GIVEN TEXT
An Election-Eve Corruption Story
The scandal of U.S. Rep. James Moran is a civics lesson in abuse of power.
Mark Twain famously quipped that America has no indigenous criminal class, save Congress. That's certainly been my personal experience. Jim McDermott (D-WA), who trafficked in an illegally-obtained recording of his political opponents' cell phone conversation, was my guy in Washington when I lived in the other Washington. And when I lived just over the Potomac from DC, it was Rep. Jim Moran (D) who looked after my interests.
By many accounts the last couple of years have been tough on Moran. In June 1999, his wife called the cops on him during an argument in which she claims the former boxer grabbed her. Moran, who told police he was only trying to restrain his wife, avoided arrest and no charges were ultimately filed in criminal court. But his wife filed for divorce the following day. That's when the real trouble began.
Divorce documents showed that poor Jim, while not technically poor on his annual congressional salary of $136,700, was in fact broke. Although he was a stockbroker for the seven years before he came come to Congress in 1990, the man who now sits on the Budget and Appropriations committees has had problems in the financial markets. In 1995 and 1996, he lost more than $120,000 trading options and futures contracts. After disastrous trades that cost the congressman $75,000 in 1996, he sold his car. He didn't walk, bike, or metro to work. Instead, his campaign leased him an automobile, a nice trick.
Perhaps it was the stress of being in the top 5 percent of income earners, yet broke, that caused him to freak out while visiting an after-school center in Alexandria, Virginia last April. Moran, at this time driving a 1999 Toyota Avalon paid for with campaign contributions, was accused of inappropriately handling an eight-year- old, who he collared and brought to justice after the little tyke tried to carjack Moran. Moran said he feared the bulge in the boy's pocket was a gun—how was he to know it was actually a baby bottle full of candy?—and that the kid threatened to shoot him if Moran didn't hand over the car keys. Moran challenged the child's parenting in the press. The kid's mom challenged Moran's judgment.
But by far the smelliest odor to emerge from this so-called public servant was captured by the Washington Post in a front-page story on October 31. Five days before signing on in June of 1999 to co-sponsor an ultimately unsuccessful bill to extend Schering-Plough Corp.'s patent on Claritin, he took an unsecured $25,000 loan from Terry Lierman, an outside lobbyist for the company. Lierman loaned his longtime friend the dough at 8 percent. The note set no repayment schedule, but it was callable anytime, effectively making Moran a puppet on Lierman's string.

ITEMS
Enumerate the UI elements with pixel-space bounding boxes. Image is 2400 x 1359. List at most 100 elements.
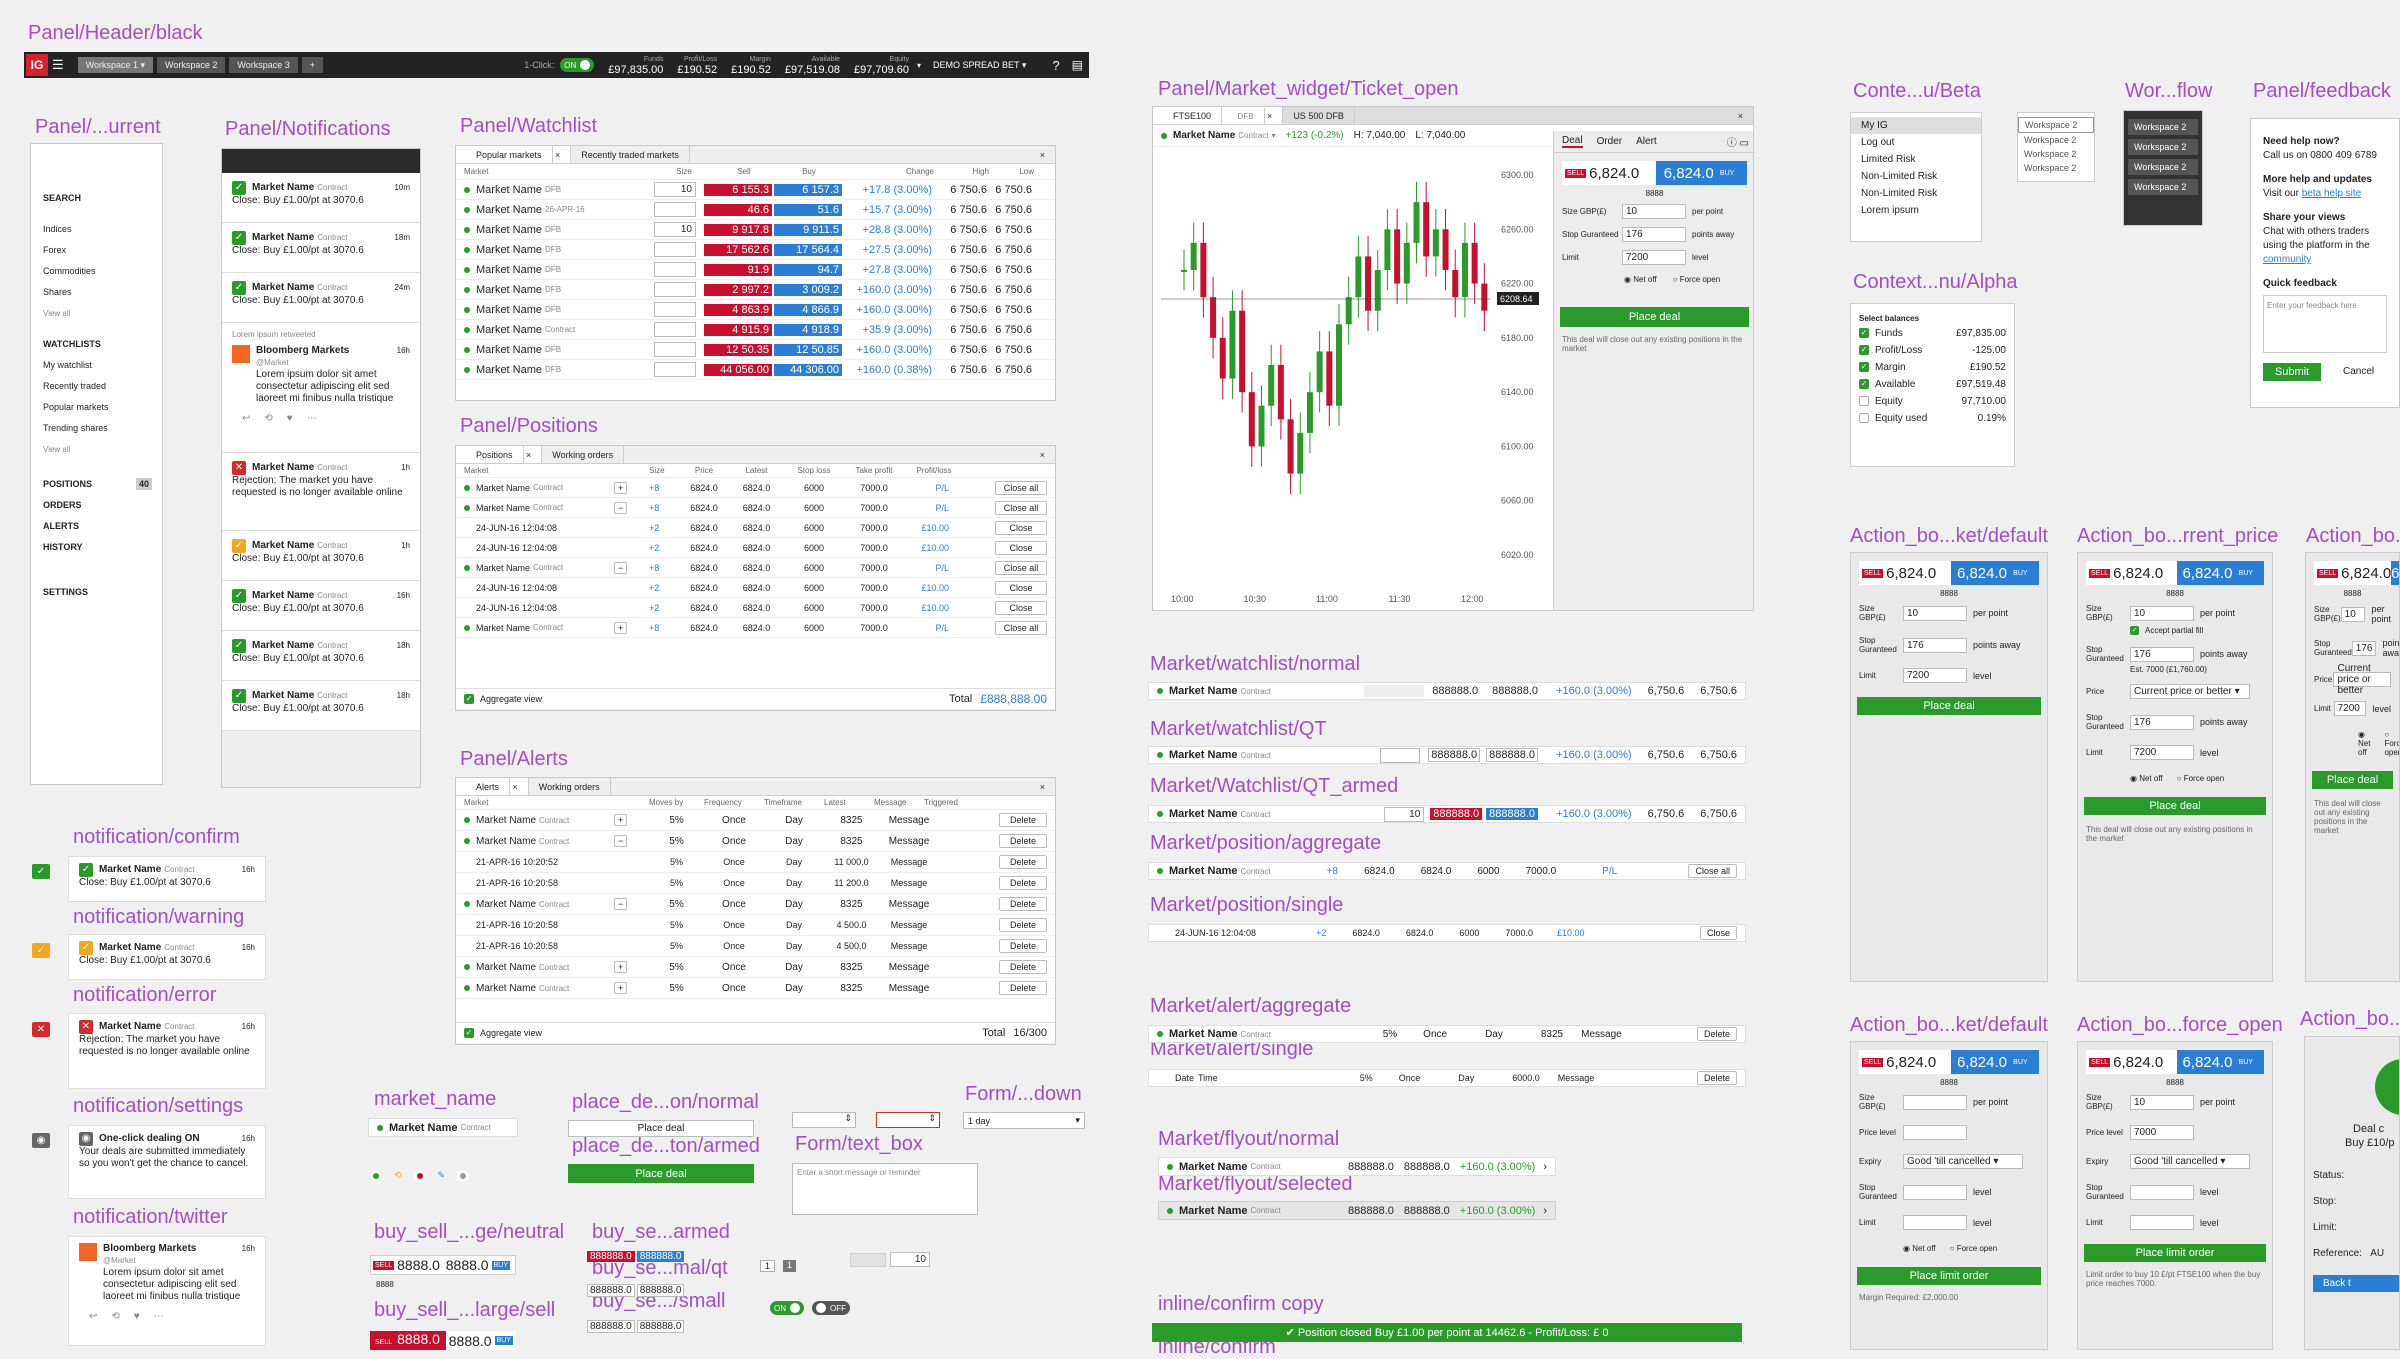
- sell-button[interactable]: 888888.0: [1430, 808, 1483, 820]
- place-deal-button[interactable]: Place deal: [2084, 797, 2266, 816]
- position-row[interactable]: Market Name Contract − +8 6824.0 6824.0 6000 70…: [456, 558, 1055, 578]
- delete-alert-button[interactable]: Delete: [999, 855, 1047, 869]
- buy-button[interactable]: 6 157.3: [774, 183, 842, 196]
- oneclick-toggle[interactable]: ON: [560, 58, 595, 72]
- help-icon[interactable]: ?: [1052, 58, 1059, 73]
- balance-item[interactable]: ✓ Available £97,519.48: [1859, 376, 2006, 393]
- alert-row[interactable]: Market Name Contract +5% Once Day 8325 Message…: [456, 978, 1055, 999]
- action-buy-sell[interactable]: SELL6,824.06,824.0 BUY: [1859, 1050, 2039, 1074]
- sell-button[interactable]: 17 562.6: [704, 243, 772, 256]
- ticket-buy-sell[interactable]: SELL 6,824.0 6,824.0 BUY: [1562, 161, 1747, 185]
- close-icon[interactable]: ×: [1030, 446, 1055, 463]
- close-icon[interactable]: ×: [1728, 107, 1753, 124]
- size-input[interactable]: [654, 362, 696, 377]
- expiry-select[interactable]: Good 'till cancelled ▾: [1903, 1154, 2023, 1169]
- tab-ftse100[interactable]: FTSE100 DFB ×: [1153, 107, 1284, 125]
- workspace-item[interactable]: Workspace 2: [2018, 117, 2094, 133]
- price-level-input[interactable]: [1903, 1125, 1967, 1140]
- buy-price[interactable]: 6,824.0 BUY: [1950, 561, 2039, 585]
- alert-row[interactable]: Market Name Contract −5% Once Day 8325 Message…: [456, 894, 1055, 915]
- limit-input[interactable]: 7200: [2333, 701, 2367, 716]
- sell-button[interactable]: 12 50.35: [704, 343, 772, 356]
- tab-popular-markets[interactable]: Popular markets ×: [456, 146, 572, 164]
- tab-us500[interactable]: US 500 DFB: [1283, 107, 1355, 124]
- position-row[interactable]: Market Name Contract + +8 6824.0 6824.0 6000 70…: [456, 478, 1055, 498]
- price-level-input[interactable]: 7000: [2130, 1125, 2194, 1140]
- size-input[interactable]: [1903, 1094, 1967, 1110]
- nav-positions[interactable]: POSITIONS 40: [43, 474, 162, 495]
- feedback-textarea[interactable]: Enter your feedback here: [2263, 295, 2387, 353]
- tab-alert[interactable]: Alert: [1636, 136, 1657, 147]
- balance-item[interactable]: ✓ Margin £190.52: [1859, 359, 2006, 376]
- watchlist-row[interactable]: Market Name DFB 2 997.2 3 009.2 +160.0 (3.00…: [456, 280, 1055, 300]
- delete-alert-button[interactable]: Delete: [999, 813, 1047, 827]
- action-buy-sell[interactable]: SELL6,824.06,824.0 BUY: [2086, 1050, 2264, 1074]
- dropdown-select[interactable]: 1 day ▾: [963, 1112, 1085, 1129]
- notification-item[interactable]: ✓ Market Name Contract 24m Close: Buy £1.00/…: [222, 273, 420, 323]
- delete-button[interactable]: Delete: [1696, 1071, 1737, 1085]
- balance-item[interactable]: ✓ Funds £97,835.00: [1859, 325, 2006, 342]
- notification-item[interactable]: ✓ Market Name Contract 1h Close: Buy £1.00/p…: [222, 531, 420, 581]
- place-deal-button[interactable]: Place deal: [1857, 697, 2041, 715]
- place-limit-order-button[interactable]: Place limit order: [1857, 1267, 2041, 1285]
- sell-price[interactable]: SELL 6,824.0: [2314, 561, 2392, 585]
- calendar-icon[interactable]: ▤: [1072, 58, 1083, 72]
- limit-input[interactable]: 7200: [2130, 745, 2194, 761]
- watchlist-row[interactable]: Market Name DFB 12 50.35 12 50.85 +160.0 (3.…: [456, 340, 1055, 360]
- notification-item[interactable]: ✓ Market Name Contract 18h Close: Buy £1.00/…: [222, 631, 420, 681]
- context-item[interactable]: My IG: [1851, 117, 1981, 134]
- stepper-input[interactable]: ⇕: [792, 1112, 856, 1128]
- alert-row[interactable]: 21-APR-16 10:20:58 5% Once Day 11 200.0 Messa…: [456, 873, 1055, 894]
- sell-price[interactable]: SELL 6,824.0: [2086, 561, 2177, 585]
- balance-item[interactable]: ✓ Profit/Loss -125.00: [1859, 342, 2006, 359]
- nav-viewall[interactable]: View all: [43, 303, 162, 324]
- notification-variant[interactable]: ✓ Market Name Contract 16h Close: Buy £1.00/…: [68, 856, 266, 902]
- notification-twitter[interactable]: Bloomberg Markets @Market 16h Lorem ipsum d…: [68, 1236, 266, 1346]
- workspace-item[interactable]: Workspace 2: [2018, 147, 2094, 161]
- action-buy-sell[interactable]: SELL6,824.06,824.0 BUY: [2086, 561, 2264, 585]
- watchlist-row-qt[interactable]: Market Name Contract 888888.0 888888.0 +160.…: [1148, 746, 1746, 764]
- buy-price[interactable]: 6,824.0 BUY: [1656, 161, 1747, 185]
- nav-viewall-2[interactable]: View all: [43, 439, 162, 460]
- nav-alerts[interactable]: ALERTS: [43, 516, 162, 537]
- workspace-item[interactable]: Workspace 2: [2018, 161, 2094, 175]
- size-input[interactable]: 10: [1903, 605, 1967, 621]
- nav-popular-markets[interactable]: Popular markets: [43, 397, 162, 418]
- watchlist-row[interactable]: Market Name DFB 17 562.6 17 564.4 +27.5 (3.0…: [456, 240, 1055, 260]
- stop-input[interactable]: 176: [1903, 637, 1967, 653]
- sell-button[interactable]: 9 917.8: [704, 223, 772, 236]
- size-input[interactable]: [654, 342, 696, 357]
- tweet-actions[interactable]: ↩⟲♥⋯: [242, 413, 410, 425]
- size-input[interactable]: [654, 202, 696, 217]
- context-item[interactable]: Log out: [1851, 134, 1981, 151]
- buy-price[interactable]: 6,824.0 BUY: [1950, 1050, 2039, 1074]
- workspace-item[interactable]: Workspace 2: [2128, 159, 2198, 175]
- quantity-stepper[interactable]: 10: [850, 1252, 930, 1267]
- workspace-item[interactable]: Workspace 2: [2018, 133, 2094, 147]
- buy-sell-small[interactable]: 888888.0 888888.0: [587, 1320, 685, 1333]
- tab-alerts[interactable]: Alerts ×: [456, 778, 529, 796]
- context-item[interactable]: Non-Limited Risk: [1851, 185, 1981, 202]
- notification-item[interactable]: ✓ Market Name Contract 18m Close: Buy £1.00/…: [222, 223, 420, 273]
- buy-sell-neutral[interactable]: SELL 8888.0 8888.0 BUY: [370, 1255, 516, 1275]
- watchlist-row[interactable]: Market Name 26-APR-16 46.6 51.6 +15.7 (3.00%…: [456, 200, 1055, 220]
- sell-button[interactable]: 4 915.9: [704, 323, 772, 336]
- tab-deal[interactable]: Deal: [1562, 135, 1583, 148]
- net-off-radio[interactable]: ◉ Net off: [1624, 273, 1657, 287]
- size-input[interactable]: 10: [1384, 806, 1425, 822]
- notification-item[interactable]: ✓ Market Name Contract 10m Close: Buy £1.00/…: [222, 173, 420, 223]
- stop-input[interactable]: 176: [1622, 227, 1686, 242]
- expiry-select[interactable]: Good 'till cancelled ▾: [2130, 1154, 2250, 1169]
- place-deal-button[interactable]: Place deal: [2312, 771, 2393, 789]
- tab-workspace-3[interactable]: Workspace 3: [229, 57, 298, 73]
- tweet-item[interactable]: Lorem ipsum retweeted Bloomberg Markets @M…: [222, 323, 420, 453]
- size-input[interactable]: [654, 262, 696, 277]
- expand-icon[interactable]: −: [614, 898, 628, 910]
- force-open-radio[interactable]: ○ Force open: [1950, 1244, 1998, 1253]
- position-row[interactable]: Market Name Contract + +8 6824.0 6824.0 6000 70…: [456, 618, 1055, 638]
- sell-price[interactable]: SELL 6,824.0: [1859, 561, 1951, 585]
- balance-item[interactable]: Equity 97,710.00: [1859, 393, 2006, 410]
- tab-recently-traded[interactable]: Recently traded markets: [571, 146, 690, 163]
- place-deal-button-armed[interactable]: Place deal: [568, 1164, 754, 1183]
- expand-icon[interactable]: −: [614, 501, 628, 514]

PROBLEM TO WORK ON
Carry on the article about the scandal of Rep. James Moran, picking up right after its last sentence. The records play no part in what is asked here.

WRITTEN ANSWER
"He'd be unlikely to get those terms at a bank," Keith Leggett, senior economist at the American Bankers Association told the Post. At the time, banks were making similar loans at 12.5 percent. No matter. $25,000 is chump change to Lierman, who's currently running for Congress in Maryland. In 1999, he pulled $1.2 million in salary from the lobbing firm he founded. And the patent extension on the more than $1-a-pop pill that makes life livable in allergy season, meant big bucks to Lierman's client– specifically, $7.3 billion, according to a University of Minnesota study.
Moran, who defends the loan even as he promises to pay it back with yet more money borrowed from family members, obviously wasn't proud of it at the time. At least he wasn't proud enough to it to clear it through the Committee on Standards of Official Conduct, a house requirement for gifts of more than $250.
House rules allow members to take personal loans, so long as they are "on commercially reasonable terms, including requirements for repayment and a reasonable rate of interest." It's doubtful if Moran's loan met either standard. And members are not allowed to take gifts "in return for being influenced in the performance of an official act."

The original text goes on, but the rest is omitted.